▶ **AIM**
Below are records to repeat exactly. Omit the pictures from the copy.

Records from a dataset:
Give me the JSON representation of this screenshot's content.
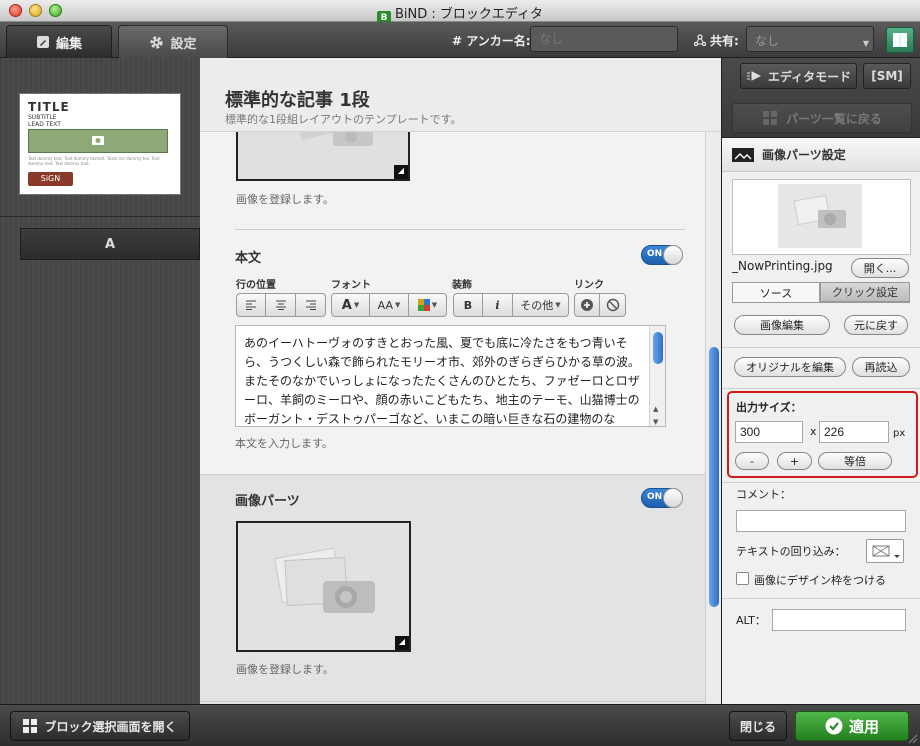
{
  "window": {
    "title": "BiND : ブロックエディタ",
    "app_icon": "B"
  },
  "toolbar": {
    "tab_edit": "編集",
    "tab_settings": "設定",
    "anchor_label": "# アンカー名:",
    "anchor_placeholder": "なし",
    "share_label": "共有:",
    "share_value": "なし"
  },
  "left": {
    "thumb_title": "TITLE",
    "thumb_subtitle": "SUBTITLE",
    "thumb_lead": "LEAD TEXT",
    "thumb_body": "Text dummy text. Text dummy textext. Texts are dummy tex. Text dummy text. Text dummy text.",
    "thumb_sign": "SiGN",
    "letter_tab": "A"
  },
  "center": {
    "title": "標準的な記事 1段",
    "subtitle": "標準的な1段組レイアウトのテンプレートです。",
    "image_hint_top": "画像を登録します。",
    "body_section_title": "本文",
    "toggle_on": "ON",
    "group_alignment": "行の位置",
    "group_font": "フォント",
    "group_decoration": "装飾",
    "group_link": "リンク",
    "btn_bold": "B",
    "btn_italic": "i",
    "btn_other": "その他",
    "btn_font": "A",
    "btn_font_size": "AA",
    "body_text": "あのイーハトーヴォのすきとおった風、夏でも底に冷たさをもつ青いそら、うつくしい森で飾られたモリーオ市、郊外のぎらぎらひかる草の波。またそのなかでいっしょになったたくさんのひとたち、ファゼーロとロザーロ、羊飼のミーロや、顔の赤いこどもたち、地主のテーモ、山猫博士のボーガント・デストゥパーゴなど、いまこの暗い巨きな石の建物のな",
    "body_hint": "本文を入力します。",
    "image_section_title": "画像パーツ",
    "image_hint_bottom": "画像を登録します。"
  },
  "right": {
    "editor_mode_btn": "エディタモード",
    "sm_btn": "[SM]",
    "parts_back_btn": "パーツ一覧に戻る",
    "section_title": "画像パーツ設定",
    "filename": "_NowPrinting.jpg",
    "open_btn": "開く...",
    "tab_source": "ソース",
    "tab_click": "クリック設定",
    "edit_image_btn": "画像編集",
    "revert_btn": "元に戻す",
    "edit_original_btn": "オリジナルを編集",
    "reload_btn": "再読込",
    "output_size_label": "出力サイズ：",
    "width_value": "300",
    "times": "x",
    "height_value": "226",
    "px_unit": "px",
    "minus_btn": "-",
    "plus_btn": "+",
    "equal_btn": "等倍",
    "comment_label": "コメント：",
    "text_wrap_label": "テキストの回り込み：",
    "design_frame_label": "画像にデザイン枠をつける",
    "alt_label": "ALT："
  },
  "footer": {
    "open_block_btn": "ブロック選択画面を開く",
    "close_btn": "閉じる",
    "apply_btn": "適用"
  },
  "colors": {
    "accent_blue": "#2e6fc4",
    "apply_green": "#3aa435",
    "highlight_red": "#d11a1a"
  }
}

▶ **WRITTEN SOLUTION**
Give me the JSON representation of this screenshot's content.
{
  "window": {
    "title": "BiND : ブロックエディタ",
    "app_icon": "B"
  },
  "toolbar": {
    "tab_edit": "編集",
    "tab_settings": "設定",
    "anchor_label": "# アンカー名:",
    "anchor_placeholder": "なし",
    "share_label": "共有:",
    "share_value": "なし"
  },
  "left": {
    "thumb_title": "TITLE",
    "thumb_subtitle": "SUBTITLE",
    "thumb_lead": "LEAD TEXT",
    "thumb_body": "Text dummy text. Text dummy textext. Texts are dummy tex. Text dummy text. Text dummy text.",
    "thumb_sign": "SiGN",
    "letter_tab": "A"
  },
  "center": {
    "title": "標準的な記事 1段",
    "subtitle": "標準的な1段組レイアウトのテンプレートです。",
    "image_hint_top": "画像を登録します。",
    "body_section_title": "本文",
    "toggle_on": "ON",
    "group_alignment": "行の位置",
    "group_font": "フォント",
    "group_decoration": "装飾",
    "group_link": "リンク",
    "btn_bold": "B",
    "btn_italic": "i",
    "btn_other": "その他",
    "btn_font": "A",
    "btn_font_size": "AA",
    "body_text": "あのイーハトーヴォのすきとおった風、夏でも底に冷たさをもつ青いそら、うつくしい森で飾られたモリーオ市、郊外のぎらぎらひかる草の波。またそのなかでいっしょになったたくさんのひとたち、ファゼーロとロザーロ、羊飼のミーロや、顔の赤いこどもたち、地主のテーモ、山猫博士のボーガント・デストゥパーゴなど、いまこの暗い巨きな石の建物のな",
    "body_hint": "本文を入力します。",
    "image_section_title": "画像パーツ",
    "image_hint_bottom": "画像を登録します。"
  },
  "right": {
    "editor_mode_btn": "エディタモード",
    "sm_btn": "[SM]",
    "parts_back_btn": "パーツ一覧に戻る",
    "section_title": "画像パーツ設定",
    "filename": "_NowPrinting.jpg",
    "open_btn": "開く...",
    "tab_source": "ソース",
    "tab_click": "クリック設定",
    "edit_image_btn": "画像編集",
    "revert_btn": "元に戻す",
    "edit_original_btn": "オリジナルを編集",
    "reload_btn": "再読込",
    "output_size_label": "出力サイズ：",
    "width_value": "300",
    "times": "x",
    "height_value": "226",
    "px_unit": "px",
    "minus_btn": "-",
    "plus_btn": "+",
    "equal_btn": "等倍",
    "comment_label": "コメント：",
    "text_wrap_label": "テキストの回り込み：",
    "design_frame_label": "画像にデザイン枠をつける",
    "alt_label": "ALT："
  },
  "footer": {
    "open_block_btn": "ブロック選択画面を開く",
    "close_btn": "閉じる",
    "apply_btn": "適用"
  },
  "colors": {
    "accent_blue": "#2e6fc4",
    "apply_green": "#3aa435",
    "highlight_red": "#d11a1a"
  }
}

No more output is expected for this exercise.